◆ WRITTEN PROBLEM: Go through the material and pull out every line with the string "fill" in it.

Figure content listings:
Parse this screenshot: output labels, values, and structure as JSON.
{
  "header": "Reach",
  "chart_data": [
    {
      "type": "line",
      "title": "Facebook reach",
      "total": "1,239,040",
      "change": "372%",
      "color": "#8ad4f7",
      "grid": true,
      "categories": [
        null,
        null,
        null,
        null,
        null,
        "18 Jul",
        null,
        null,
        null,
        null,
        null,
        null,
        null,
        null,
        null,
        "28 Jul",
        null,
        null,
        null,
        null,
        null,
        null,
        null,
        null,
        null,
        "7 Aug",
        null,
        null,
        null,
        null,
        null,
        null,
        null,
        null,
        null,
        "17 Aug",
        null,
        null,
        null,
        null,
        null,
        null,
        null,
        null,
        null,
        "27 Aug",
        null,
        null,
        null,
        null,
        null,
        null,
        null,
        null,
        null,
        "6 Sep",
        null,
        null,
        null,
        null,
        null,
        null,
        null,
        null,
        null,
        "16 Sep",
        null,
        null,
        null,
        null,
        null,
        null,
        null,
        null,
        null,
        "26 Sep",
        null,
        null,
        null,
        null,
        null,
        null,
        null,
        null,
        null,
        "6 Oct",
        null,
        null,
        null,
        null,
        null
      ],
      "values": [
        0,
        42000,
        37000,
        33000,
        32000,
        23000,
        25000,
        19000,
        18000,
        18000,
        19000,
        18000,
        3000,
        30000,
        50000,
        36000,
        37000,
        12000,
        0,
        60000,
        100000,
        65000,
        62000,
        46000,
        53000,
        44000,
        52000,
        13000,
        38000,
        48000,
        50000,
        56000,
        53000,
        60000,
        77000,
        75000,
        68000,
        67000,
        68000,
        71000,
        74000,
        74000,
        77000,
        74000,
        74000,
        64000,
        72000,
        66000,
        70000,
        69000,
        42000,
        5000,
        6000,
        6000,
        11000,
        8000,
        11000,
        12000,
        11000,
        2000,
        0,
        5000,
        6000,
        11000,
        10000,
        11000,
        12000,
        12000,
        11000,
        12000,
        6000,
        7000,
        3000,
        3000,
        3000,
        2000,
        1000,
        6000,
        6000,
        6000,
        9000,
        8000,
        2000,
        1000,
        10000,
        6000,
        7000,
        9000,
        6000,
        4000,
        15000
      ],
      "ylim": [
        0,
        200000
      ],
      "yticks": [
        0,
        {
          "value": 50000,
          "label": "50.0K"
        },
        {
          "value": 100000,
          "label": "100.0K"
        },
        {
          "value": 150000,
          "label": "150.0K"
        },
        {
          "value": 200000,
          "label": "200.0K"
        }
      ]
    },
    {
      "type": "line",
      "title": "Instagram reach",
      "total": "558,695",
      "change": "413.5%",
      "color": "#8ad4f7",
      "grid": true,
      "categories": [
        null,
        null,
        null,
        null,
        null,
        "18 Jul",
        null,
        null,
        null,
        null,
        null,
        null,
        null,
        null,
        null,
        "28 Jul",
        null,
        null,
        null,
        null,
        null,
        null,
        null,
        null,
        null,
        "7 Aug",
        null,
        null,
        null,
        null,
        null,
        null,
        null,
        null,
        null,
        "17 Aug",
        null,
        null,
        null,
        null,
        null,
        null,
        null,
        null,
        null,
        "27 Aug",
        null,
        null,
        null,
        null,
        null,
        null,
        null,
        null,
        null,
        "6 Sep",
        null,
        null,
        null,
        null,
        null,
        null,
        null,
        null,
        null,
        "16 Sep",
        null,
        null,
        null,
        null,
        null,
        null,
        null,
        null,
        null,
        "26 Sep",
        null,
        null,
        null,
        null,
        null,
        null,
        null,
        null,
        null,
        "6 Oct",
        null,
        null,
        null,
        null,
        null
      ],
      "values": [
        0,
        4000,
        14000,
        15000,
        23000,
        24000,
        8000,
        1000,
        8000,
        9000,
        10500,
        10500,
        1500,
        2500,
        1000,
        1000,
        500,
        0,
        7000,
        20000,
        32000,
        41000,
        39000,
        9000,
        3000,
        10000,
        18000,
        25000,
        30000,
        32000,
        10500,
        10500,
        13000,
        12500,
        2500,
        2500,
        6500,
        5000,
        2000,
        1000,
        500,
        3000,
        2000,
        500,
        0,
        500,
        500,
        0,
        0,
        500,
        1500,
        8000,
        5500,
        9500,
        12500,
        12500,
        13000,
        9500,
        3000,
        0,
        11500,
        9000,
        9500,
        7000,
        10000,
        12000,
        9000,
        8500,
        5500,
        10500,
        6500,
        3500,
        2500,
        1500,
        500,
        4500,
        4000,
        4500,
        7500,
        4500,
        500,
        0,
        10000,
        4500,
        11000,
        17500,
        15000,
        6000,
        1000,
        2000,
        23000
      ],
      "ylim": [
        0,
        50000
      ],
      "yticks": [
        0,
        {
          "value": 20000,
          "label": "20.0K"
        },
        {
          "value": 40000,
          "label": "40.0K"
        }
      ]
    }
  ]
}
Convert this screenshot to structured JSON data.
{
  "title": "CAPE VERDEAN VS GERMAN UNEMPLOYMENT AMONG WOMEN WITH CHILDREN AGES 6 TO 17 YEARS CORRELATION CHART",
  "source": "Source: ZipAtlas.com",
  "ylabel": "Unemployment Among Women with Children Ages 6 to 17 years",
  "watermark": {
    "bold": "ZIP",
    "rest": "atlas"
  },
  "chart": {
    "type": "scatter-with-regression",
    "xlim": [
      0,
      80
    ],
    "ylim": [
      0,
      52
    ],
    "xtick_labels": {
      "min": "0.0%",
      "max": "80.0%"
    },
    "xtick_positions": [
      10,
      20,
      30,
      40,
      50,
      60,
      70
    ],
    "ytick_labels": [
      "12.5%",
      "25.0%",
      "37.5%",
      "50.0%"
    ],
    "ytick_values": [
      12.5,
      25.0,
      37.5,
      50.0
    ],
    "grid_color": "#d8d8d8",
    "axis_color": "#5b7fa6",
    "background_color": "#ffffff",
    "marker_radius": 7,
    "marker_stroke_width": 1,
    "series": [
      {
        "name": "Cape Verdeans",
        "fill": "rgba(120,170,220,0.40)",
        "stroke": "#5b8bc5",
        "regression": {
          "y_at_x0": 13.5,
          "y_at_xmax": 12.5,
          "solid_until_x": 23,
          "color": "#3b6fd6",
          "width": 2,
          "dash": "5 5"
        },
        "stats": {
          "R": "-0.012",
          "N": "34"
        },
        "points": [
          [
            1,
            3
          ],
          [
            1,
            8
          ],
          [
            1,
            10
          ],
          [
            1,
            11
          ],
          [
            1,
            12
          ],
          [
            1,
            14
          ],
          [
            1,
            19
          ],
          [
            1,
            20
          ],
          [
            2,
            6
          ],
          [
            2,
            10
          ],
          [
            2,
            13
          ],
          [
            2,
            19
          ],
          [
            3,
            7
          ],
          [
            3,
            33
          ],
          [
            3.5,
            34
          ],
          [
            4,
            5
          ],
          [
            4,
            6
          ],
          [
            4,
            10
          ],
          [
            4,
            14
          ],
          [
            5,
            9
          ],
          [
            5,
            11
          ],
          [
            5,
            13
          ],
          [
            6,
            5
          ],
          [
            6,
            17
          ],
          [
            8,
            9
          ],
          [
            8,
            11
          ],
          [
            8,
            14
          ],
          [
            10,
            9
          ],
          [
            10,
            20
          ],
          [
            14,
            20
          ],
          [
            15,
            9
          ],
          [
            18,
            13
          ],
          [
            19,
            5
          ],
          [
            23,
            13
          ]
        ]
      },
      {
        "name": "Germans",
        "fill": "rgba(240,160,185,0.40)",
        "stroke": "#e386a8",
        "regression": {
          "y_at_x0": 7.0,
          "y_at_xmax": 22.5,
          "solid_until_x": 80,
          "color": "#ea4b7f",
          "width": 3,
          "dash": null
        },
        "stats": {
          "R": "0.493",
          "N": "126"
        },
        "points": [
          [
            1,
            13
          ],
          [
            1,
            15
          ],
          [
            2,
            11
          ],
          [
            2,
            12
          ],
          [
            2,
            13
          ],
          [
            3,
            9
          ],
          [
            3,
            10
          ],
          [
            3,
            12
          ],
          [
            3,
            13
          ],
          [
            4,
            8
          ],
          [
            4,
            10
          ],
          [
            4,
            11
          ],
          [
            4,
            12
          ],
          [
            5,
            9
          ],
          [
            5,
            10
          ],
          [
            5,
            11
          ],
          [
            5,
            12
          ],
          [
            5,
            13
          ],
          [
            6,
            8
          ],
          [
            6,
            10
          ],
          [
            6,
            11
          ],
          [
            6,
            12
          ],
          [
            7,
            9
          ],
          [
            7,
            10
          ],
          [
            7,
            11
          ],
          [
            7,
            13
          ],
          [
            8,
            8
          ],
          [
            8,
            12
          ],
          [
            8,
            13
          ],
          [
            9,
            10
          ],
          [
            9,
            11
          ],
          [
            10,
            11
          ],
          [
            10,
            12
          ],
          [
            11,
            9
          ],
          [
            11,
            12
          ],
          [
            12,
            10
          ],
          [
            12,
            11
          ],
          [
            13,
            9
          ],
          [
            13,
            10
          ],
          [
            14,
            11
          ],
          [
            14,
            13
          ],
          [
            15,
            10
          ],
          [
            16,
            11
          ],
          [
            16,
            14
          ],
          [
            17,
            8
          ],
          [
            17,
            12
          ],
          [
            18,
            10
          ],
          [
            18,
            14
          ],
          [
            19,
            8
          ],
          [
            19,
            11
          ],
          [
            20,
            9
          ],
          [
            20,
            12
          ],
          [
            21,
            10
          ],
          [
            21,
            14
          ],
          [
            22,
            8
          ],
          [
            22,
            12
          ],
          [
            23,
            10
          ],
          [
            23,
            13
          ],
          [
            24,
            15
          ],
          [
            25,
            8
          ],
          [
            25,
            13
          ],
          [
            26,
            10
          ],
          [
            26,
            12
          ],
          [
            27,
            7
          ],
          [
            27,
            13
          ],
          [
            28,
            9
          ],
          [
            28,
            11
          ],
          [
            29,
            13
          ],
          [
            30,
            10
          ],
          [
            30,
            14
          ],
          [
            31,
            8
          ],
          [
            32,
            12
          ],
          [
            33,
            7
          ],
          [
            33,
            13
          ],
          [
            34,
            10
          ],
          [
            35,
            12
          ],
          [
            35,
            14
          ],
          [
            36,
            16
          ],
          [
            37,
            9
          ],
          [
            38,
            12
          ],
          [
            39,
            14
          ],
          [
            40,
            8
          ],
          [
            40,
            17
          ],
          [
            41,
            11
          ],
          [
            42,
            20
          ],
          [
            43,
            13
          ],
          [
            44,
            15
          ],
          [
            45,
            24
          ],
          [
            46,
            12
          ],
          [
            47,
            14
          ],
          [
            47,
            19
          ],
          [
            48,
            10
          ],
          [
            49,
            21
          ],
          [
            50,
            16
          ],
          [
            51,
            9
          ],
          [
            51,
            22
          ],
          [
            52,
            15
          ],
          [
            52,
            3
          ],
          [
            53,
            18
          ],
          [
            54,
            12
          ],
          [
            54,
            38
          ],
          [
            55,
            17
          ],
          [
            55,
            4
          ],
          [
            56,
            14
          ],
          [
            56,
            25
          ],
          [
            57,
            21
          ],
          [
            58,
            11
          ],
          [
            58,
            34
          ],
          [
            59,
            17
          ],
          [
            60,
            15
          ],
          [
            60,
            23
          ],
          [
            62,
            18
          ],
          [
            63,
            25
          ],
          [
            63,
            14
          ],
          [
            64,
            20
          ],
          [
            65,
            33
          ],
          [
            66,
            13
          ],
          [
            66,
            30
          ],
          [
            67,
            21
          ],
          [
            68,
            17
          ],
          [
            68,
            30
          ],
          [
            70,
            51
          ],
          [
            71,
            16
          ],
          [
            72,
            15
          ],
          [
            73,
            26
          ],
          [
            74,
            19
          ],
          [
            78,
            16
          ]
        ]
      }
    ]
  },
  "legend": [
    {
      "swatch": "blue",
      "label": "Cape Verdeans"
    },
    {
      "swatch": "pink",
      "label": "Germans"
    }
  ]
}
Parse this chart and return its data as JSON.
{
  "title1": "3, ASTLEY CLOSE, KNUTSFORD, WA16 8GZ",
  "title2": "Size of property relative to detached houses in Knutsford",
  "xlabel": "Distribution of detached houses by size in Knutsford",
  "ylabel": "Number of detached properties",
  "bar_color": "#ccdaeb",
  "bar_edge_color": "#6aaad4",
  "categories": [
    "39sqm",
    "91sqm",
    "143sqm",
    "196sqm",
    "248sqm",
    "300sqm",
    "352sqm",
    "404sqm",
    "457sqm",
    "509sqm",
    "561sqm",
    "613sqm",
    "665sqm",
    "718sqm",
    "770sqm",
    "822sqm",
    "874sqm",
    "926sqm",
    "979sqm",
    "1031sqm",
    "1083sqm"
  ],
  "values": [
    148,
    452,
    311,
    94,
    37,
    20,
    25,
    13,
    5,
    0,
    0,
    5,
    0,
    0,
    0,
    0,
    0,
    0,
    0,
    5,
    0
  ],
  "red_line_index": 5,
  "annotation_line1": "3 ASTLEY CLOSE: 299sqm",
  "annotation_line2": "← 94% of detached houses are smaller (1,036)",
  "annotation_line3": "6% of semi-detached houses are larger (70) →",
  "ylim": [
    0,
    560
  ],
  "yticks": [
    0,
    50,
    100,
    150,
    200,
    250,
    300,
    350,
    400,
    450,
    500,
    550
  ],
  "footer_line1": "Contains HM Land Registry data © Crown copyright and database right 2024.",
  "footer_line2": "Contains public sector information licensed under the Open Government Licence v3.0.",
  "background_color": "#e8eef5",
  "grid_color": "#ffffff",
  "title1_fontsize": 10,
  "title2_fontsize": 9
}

◆ FINAL ANSWER:
        "fill": "rgba(120,170,220,0.40)",
        "fill": "rgba(240,160,185,0.40)",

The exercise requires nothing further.